Dataset entries:
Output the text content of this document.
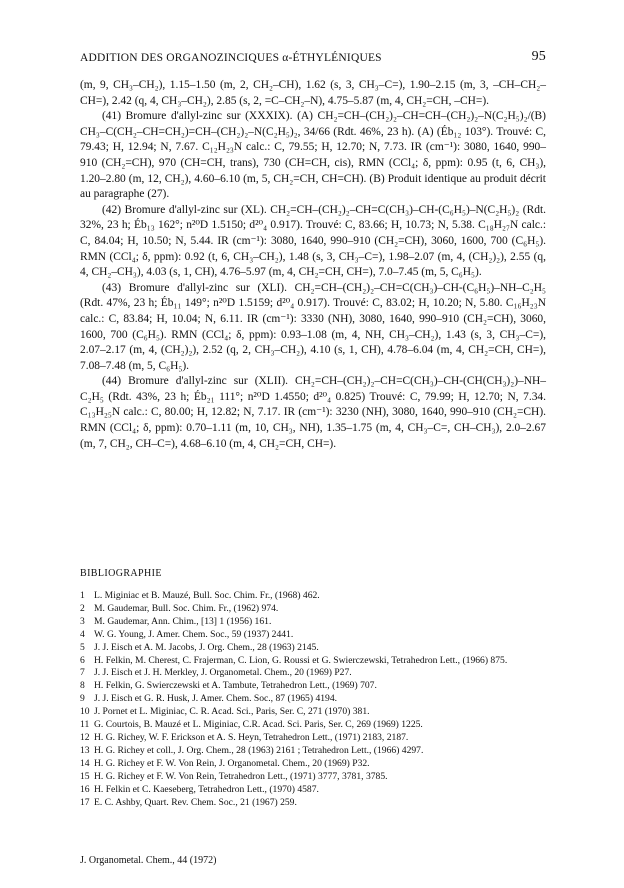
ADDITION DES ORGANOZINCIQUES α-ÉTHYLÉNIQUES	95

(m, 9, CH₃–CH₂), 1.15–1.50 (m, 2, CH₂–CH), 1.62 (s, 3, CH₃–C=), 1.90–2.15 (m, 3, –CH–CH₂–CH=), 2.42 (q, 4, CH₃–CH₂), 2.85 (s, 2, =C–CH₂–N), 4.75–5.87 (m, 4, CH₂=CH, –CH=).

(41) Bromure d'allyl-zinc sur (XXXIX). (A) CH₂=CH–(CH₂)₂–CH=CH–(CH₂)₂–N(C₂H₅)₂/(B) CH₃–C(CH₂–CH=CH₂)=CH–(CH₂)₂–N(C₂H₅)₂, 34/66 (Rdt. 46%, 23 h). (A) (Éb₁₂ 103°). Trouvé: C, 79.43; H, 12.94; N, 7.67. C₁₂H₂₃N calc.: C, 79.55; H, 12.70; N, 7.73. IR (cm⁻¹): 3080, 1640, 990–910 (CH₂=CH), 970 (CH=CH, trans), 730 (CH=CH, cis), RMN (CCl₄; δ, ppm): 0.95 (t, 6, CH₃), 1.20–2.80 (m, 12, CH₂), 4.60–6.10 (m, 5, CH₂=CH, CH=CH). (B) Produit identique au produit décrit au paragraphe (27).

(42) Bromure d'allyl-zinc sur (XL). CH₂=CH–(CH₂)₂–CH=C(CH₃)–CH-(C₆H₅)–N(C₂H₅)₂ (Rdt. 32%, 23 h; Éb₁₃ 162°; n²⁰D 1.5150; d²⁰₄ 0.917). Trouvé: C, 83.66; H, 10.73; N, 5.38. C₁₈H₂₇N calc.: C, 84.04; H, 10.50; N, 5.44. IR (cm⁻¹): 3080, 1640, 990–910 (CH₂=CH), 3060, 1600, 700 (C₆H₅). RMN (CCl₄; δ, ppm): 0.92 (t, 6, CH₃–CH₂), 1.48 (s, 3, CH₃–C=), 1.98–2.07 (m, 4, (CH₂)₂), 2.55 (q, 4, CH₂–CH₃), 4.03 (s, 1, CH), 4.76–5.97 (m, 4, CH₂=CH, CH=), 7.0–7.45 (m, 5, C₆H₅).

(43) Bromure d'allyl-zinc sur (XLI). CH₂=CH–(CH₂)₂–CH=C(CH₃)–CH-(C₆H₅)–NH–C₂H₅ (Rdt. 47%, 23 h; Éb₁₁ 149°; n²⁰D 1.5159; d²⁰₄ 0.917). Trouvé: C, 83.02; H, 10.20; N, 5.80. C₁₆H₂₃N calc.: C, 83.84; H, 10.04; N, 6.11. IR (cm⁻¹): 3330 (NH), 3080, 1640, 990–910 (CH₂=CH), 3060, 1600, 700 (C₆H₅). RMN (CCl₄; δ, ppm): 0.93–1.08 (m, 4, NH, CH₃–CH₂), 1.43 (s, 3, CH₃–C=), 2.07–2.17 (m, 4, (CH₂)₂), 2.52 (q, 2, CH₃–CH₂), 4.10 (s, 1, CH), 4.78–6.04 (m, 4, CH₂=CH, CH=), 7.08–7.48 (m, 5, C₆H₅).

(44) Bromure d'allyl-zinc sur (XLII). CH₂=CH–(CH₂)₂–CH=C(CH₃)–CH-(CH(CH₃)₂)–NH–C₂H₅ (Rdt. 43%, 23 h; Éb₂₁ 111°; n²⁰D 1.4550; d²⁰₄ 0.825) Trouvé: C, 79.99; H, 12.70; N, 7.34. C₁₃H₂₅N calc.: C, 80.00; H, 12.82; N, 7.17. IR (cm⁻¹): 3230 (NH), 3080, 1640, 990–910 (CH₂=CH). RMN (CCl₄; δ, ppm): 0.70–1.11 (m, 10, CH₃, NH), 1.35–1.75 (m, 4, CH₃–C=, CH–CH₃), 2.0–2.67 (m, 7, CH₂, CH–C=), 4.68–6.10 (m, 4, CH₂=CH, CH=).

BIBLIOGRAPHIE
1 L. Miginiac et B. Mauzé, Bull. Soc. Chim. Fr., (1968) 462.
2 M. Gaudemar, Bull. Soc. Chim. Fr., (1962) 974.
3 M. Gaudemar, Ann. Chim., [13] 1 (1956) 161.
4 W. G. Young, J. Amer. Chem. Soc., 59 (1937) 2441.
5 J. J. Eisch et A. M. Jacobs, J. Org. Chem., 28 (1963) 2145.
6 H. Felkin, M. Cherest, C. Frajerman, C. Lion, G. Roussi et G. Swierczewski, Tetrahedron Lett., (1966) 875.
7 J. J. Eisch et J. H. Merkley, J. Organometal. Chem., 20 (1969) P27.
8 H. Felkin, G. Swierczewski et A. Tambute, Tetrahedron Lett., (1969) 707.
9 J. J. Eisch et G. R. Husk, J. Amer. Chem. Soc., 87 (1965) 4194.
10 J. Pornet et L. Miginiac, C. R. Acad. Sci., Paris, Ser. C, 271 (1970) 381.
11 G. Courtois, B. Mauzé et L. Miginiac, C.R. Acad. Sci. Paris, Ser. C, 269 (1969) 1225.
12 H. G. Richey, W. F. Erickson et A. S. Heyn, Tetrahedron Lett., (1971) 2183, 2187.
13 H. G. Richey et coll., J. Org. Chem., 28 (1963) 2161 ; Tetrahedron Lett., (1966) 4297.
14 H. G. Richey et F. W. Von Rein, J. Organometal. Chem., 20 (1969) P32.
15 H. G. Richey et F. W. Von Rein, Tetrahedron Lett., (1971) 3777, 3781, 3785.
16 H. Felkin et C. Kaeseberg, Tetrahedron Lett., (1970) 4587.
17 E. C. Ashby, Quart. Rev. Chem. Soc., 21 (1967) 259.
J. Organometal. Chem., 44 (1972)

* * *

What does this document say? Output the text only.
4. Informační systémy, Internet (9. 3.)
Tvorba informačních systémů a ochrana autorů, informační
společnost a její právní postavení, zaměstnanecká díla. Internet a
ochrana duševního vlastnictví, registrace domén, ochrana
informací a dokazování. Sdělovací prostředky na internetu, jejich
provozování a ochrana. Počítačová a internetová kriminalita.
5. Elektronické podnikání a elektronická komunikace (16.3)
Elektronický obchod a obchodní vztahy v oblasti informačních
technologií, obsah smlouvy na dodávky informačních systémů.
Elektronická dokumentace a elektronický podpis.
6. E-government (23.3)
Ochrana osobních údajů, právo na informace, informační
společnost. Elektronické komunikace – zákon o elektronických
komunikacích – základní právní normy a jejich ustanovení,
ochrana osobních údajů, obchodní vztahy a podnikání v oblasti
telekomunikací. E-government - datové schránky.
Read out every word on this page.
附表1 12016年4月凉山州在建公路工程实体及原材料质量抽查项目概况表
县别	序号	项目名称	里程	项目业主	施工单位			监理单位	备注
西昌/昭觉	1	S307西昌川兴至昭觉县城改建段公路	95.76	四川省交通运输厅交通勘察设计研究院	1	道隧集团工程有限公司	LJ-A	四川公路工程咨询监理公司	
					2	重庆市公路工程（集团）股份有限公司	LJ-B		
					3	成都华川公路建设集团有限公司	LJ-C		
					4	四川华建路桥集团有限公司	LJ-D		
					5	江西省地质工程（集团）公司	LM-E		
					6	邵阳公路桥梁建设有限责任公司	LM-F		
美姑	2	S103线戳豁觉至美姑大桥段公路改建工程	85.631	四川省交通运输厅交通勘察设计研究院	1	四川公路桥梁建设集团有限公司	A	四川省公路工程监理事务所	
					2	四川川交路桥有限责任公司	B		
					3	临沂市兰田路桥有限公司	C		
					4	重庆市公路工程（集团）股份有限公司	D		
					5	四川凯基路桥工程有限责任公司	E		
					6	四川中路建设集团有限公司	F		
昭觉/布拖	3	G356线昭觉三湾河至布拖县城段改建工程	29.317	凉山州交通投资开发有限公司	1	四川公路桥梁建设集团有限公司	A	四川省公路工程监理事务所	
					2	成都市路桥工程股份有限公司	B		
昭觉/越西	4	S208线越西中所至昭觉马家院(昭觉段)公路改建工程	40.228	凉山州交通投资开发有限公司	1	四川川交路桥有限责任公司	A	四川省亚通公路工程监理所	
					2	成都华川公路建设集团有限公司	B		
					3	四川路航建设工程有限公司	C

§ Task statement
Check every line of the records above for the string "systémů" and say how many contain it, giving the number alone.

§ Correct output
2